● Request: Transcribe every line exactly and omit anything that is a picture.

───── Records to use

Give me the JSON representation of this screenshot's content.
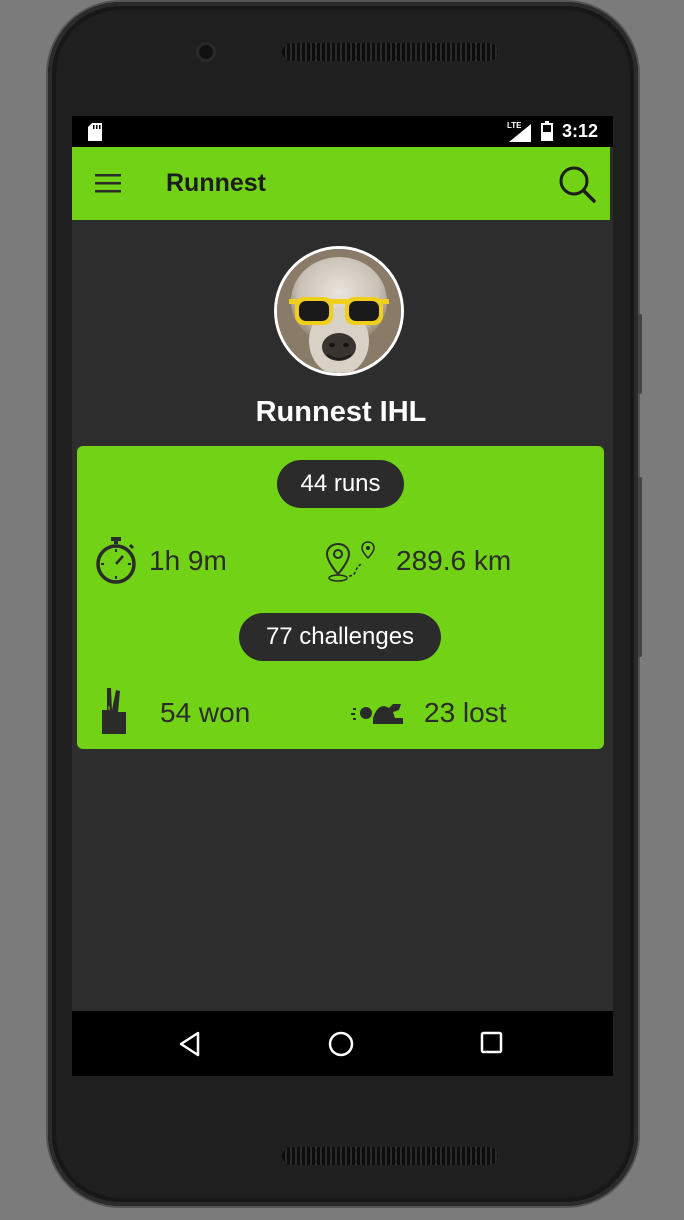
{
  "status_bar": {
    "network": "LTE",
    "time": "3:12"
  },
  "app_bar": {
    "title": "Runnest",
    "menu_icon": "hamburger-menu-icon",
    "search_icon": "search-icon"
  },
  "profile": {
    "name": "Runnest IHL",
    "avatar": "alpaca-with-yellow-sunglasses"
  },
  "stats": {
    "runs": "44 runs",
    "duration": "1h 9m",
    "distance": "289.6 km",
    "challenges": "77 challenges",
    "won": "54 won",
    "lost": "23 lost"
  },
  "colors": {
    "accent": "#72d316",
    "background": "#2d2d2d",
    "pill": "#2b2b2b"
  },
  "nav_bar": {
    "icons": [
      "back-triangle-icon",
      "home-circle-icon",
      "recents-square-icon"
    ]
  }
}
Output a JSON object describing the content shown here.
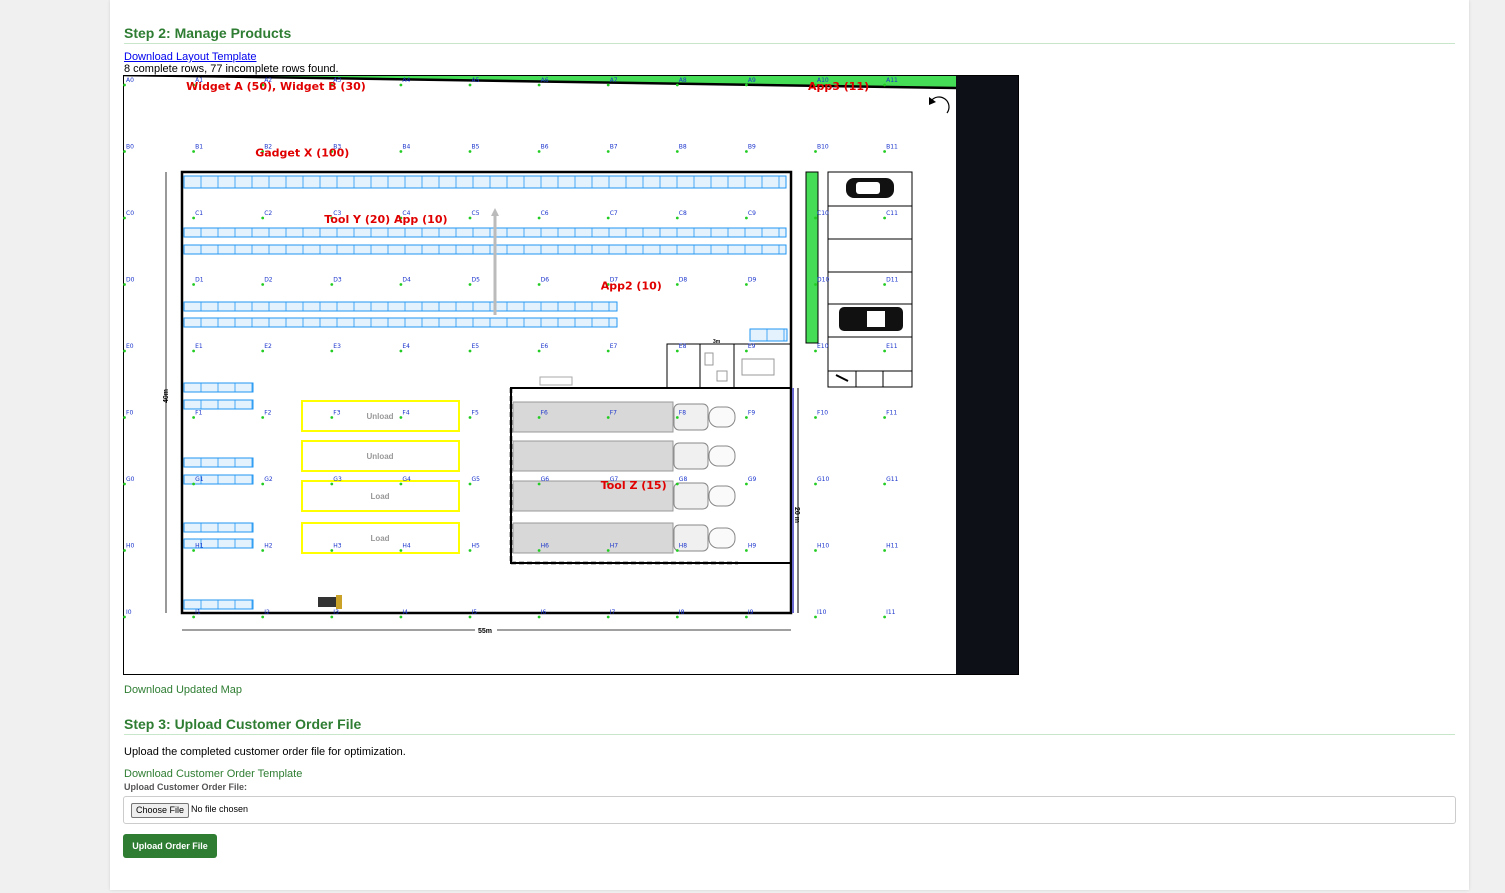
{
  "step2": {
    "title": "Step 2: Manage Products",
    "download_template": "Download Layout Template",
    "rows_status": "8 complete rows, 77 incomplete rows found.",
    "download_map": "Download Updated Map"
  },
  "map": {
    "rows": [
      "A",
      "B",
      "C",
      "D",
      "E",
      "F",
      "G",
      "H",
      "I",
      "J"
    ],
    "cols": 12,
    "products": [
      {
        "cell": "A1",
        "text": "Widget A (50), Widget B (30)"
      },
      {
        "cell": "A10",
        "text": "App3 (11)"
      },
      {
        "cell": "B2",
        "text": "Gadget X (100)"
      },
      {
        "cell": "C3",
        "text": "Tool Y (20)  App (10)"
      },
      {
        "cell": "D7",
        "text": "App2 (10)"
      },
      {
        "cell": "G7",
        "text": "Tool Z (15)"
      }
    ],
    "zones": [
      "Unload",
      "Unload",
      "Load",
      "Load"
    ],
    "dim_width": "55m",
    "dim_height": "40m",
    "dim_dock": "20 m",
    "colors": {
      "wall": "#000000",
      "rack": "#2196f3",
      "dot": "#22cc22",
      "grid_text": "#1a33cc",
      "product": "#e00000",
      "green_bar": "#44dd55",
      "dark_strip": "#0d1117",
      "zone_border": "#ffff00"
    }
  },
  "step3": {
    "title": "Step 3: Upload Customer Order File",
    "desc": "Upload the completed customer order file for optimization.",
    "download_template": "Download Customer Order Template",
    "file_label": "Upload Customer Order File:",
    "choose_label": "Choose File",
    "no_file": "No file chosen",
    "upload_button": "Upload Order File"
  }
}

──────────

● Final result:
Give me the JSON representation of this screenshot's content.
{
  "status_bar": {
    "network": "LTE",
    "time": "3:12"
  },
  "app_bar": {
    "title": "Runnest",
    "menu_icon": "hamburger-menu-icon",
    "search_icon": "search-icon"
  },
  "profile": {
    "name": "Runnest IHL",
    "avatar": "alpaca-with-yellow-sunglasses"
  },
  "stats": {
    "runs": "44 runs",
    "duration": "1h 9m",
    "distance": "289.6 km",
    "challenges": "77 challenges",
    "won": "54 won",
    "lost": "23 lost"
  },
  "colors": {
    "accent": "#72d316",
    "background": "#2d2d2d",
    "pill": "#2b2b2b"
  },
  "nav_bar": {
    "icons": [
      "back-triangle-icon",
      "home-circle-icon",
      "recents-square-icon"
    ]
  }
}
Output a JSON object describing the content shown here.
{
  "step2": {
    "title": "Step 2: Manage Products",
    "download_template": "Download Layout Template",
    "rows_status": "8 complete rows, 77 incomplete rows found.",
    "download_map": "Download Updated Map"
  },
  "map": {
    "rows": [
      "A",
      "B",
      "C",
      "D",
      "E",
      "F",
      "G",
      "H",
      "I",
      "J"
    ],
    "cols": 12,
    "products": [
      {
        "cell": "A1",
        "text": "Widget A (50), Widget B (30)"
      },
      {
        "cell": "A10",
        "text": "App3 (11)"
      },
      {
        "cell": "B2",
        "text": "Gadget X (100)"
      },
      {
        "cell": "C3",
        "text": "Tool Y (20)  App (10)"
      },
      {
        "cell": "D7",
        "text": "App2 (10)"
      },
      {
        "cell": "G7",
        "text": "Tool Z (15)"
      }
    ],
    "zones": [
      "Unload",
      "Unload",
      "Load",
      "Load"
    ],
    "dim_width": "55m",
    "dim_height": "40m",
    "dim_dock": "20 m",
    "colors": {
      "wall": "#000000",
      "rack": "#2196f3",
      "dot": "#22cc22",
      "grid_text": "#1a33cc",
      "product": "#e00000",
      "green_bar": "#44dd55",
      "dark_strip": "#0d1117",
      "zone_border": "#ffff00"
    }
  },
  "step3": {
    "title": "Step 3: Upload Customer Order File",
    "desc": "Upload the completed customer order file for optimization.",
    "download_template": "Download Customer Order Template",
    "file_label": "Upload Customer Order File:",
    "choose_label": "Choose File",
    "no_file": "No file chosen",
    "upload_button": "Upload Order File"
  }
}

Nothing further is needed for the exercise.